Records from a collection of figures
##########

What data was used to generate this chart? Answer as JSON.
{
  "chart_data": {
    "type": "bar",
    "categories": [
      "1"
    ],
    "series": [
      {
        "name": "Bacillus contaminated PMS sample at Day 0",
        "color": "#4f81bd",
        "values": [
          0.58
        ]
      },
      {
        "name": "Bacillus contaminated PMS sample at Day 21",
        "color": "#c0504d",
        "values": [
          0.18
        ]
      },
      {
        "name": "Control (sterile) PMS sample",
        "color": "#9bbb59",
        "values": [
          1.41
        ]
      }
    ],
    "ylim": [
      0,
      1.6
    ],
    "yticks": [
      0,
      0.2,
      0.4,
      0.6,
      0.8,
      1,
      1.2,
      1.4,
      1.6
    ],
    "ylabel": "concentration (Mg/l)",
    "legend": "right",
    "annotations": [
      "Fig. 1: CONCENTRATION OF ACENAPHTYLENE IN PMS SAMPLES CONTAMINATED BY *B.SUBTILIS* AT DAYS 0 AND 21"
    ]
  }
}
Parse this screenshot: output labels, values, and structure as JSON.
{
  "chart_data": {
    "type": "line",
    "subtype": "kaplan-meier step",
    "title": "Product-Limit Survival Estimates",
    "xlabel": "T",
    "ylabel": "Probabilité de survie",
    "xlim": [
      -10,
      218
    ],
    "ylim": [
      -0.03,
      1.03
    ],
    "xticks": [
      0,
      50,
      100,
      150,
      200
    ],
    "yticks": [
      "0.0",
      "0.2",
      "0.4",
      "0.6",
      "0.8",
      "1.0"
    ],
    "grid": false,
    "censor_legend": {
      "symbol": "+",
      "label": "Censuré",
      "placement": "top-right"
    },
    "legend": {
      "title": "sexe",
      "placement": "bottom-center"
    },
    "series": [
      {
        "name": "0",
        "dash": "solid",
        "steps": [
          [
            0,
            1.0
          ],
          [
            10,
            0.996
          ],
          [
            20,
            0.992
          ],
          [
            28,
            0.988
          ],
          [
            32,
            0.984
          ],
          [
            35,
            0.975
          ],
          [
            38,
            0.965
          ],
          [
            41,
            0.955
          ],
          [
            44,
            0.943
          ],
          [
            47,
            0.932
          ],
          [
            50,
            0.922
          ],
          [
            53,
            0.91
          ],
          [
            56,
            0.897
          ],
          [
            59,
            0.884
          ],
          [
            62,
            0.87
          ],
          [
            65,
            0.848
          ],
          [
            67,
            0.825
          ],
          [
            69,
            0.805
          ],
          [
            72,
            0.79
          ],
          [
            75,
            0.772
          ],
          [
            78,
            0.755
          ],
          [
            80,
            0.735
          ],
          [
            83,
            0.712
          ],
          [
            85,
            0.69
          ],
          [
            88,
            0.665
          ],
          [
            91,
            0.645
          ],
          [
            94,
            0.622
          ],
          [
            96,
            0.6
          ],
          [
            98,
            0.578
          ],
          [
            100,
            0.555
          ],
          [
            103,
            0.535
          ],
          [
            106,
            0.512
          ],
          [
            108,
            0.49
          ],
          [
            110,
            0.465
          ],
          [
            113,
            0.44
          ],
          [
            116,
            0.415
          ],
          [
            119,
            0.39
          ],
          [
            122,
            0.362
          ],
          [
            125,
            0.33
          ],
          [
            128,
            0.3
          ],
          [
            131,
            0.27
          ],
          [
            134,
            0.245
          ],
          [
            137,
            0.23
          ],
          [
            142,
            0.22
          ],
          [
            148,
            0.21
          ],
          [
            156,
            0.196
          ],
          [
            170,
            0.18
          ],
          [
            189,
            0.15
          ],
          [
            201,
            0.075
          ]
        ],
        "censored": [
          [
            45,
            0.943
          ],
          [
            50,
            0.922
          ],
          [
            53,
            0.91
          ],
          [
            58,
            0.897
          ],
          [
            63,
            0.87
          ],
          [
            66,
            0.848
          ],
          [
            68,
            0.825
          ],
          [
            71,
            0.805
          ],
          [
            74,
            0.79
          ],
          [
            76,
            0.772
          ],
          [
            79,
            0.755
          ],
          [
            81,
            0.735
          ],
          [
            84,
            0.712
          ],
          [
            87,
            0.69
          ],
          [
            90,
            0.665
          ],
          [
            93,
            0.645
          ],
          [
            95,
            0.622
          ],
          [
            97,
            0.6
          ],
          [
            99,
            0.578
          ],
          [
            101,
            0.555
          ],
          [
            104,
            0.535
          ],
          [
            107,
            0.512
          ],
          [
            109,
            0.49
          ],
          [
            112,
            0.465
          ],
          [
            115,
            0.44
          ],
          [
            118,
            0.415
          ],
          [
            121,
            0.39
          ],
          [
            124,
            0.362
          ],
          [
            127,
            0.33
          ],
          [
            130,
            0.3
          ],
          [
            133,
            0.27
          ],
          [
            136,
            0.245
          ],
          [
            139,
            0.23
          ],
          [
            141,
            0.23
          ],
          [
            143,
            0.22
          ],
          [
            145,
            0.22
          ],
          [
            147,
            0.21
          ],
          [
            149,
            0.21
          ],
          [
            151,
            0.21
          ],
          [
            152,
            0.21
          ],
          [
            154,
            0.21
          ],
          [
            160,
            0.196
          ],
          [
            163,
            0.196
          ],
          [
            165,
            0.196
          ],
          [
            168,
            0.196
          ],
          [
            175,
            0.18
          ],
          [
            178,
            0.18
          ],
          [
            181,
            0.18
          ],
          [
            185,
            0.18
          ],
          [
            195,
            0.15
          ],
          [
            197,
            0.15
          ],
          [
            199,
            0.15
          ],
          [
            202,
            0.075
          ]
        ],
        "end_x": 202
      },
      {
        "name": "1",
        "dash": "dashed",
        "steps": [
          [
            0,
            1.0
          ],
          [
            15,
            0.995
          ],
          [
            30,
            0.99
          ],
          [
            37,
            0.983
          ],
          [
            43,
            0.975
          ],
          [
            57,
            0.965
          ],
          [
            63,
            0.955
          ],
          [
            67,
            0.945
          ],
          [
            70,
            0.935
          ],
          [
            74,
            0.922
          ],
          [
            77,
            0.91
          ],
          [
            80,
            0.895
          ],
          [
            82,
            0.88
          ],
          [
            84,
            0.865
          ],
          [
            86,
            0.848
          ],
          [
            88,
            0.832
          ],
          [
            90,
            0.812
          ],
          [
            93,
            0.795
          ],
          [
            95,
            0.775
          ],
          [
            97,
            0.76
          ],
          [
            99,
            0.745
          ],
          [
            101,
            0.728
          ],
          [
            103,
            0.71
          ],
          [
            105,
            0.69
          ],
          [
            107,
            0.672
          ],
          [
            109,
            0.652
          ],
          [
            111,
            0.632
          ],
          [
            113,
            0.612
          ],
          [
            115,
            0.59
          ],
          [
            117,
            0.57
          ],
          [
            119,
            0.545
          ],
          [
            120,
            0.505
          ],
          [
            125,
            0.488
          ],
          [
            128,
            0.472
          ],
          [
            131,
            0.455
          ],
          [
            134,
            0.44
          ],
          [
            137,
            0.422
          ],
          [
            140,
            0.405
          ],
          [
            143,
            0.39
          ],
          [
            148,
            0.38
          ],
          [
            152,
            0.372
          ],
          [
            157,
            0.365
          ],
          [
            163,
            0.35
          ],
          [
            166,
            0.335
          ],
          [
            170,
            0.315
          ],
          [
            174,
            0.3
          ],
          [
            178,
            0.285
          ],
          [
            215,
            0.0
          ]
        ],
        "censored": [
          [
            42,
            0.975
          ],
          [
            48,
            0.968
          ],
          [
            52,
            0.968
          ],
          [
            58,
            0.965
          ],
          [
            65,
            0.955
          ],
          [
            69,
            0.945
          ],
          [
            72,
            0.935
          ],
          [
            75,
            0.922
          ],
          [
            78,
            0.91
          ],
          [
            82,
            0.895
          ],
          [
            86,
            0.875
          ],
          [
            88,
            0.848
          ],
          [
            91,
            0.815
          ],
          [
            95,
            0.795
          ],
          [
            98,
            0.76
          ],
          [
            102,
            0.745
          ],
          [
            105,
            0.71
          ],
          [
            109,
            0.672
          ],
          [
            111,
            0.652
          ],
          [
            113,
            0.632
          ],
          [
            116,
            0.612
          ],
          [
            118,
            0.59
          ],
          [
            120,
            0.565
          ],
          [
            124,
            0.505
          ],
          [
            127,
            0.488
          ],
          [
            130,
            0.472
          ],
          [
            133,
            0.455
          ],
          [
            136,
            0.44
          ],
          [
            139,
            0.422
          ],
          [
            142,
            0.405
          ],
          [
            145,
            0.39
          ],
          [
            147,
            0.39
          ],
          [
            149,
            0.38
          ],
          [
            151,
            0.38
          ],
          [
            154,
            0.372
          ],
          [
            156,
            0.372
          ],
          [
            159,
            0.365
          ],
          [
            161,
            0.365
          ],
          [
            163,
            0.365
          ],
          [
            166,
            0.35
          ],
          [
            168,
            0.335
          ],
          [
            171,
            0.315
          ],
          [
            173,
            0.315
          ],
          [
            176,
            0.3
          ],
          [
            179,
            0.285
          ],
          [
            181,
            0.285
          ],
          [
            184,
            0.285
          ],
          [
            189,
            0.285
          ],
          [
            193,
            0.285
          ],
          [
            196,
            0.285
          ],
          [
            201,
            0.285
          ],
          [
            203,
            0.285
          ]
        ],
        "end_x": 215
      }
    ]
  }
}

##########

• [Aim] Nothing but a number is needed here: how many lines hold the string "placement"?

• [Answer to the exercise] 2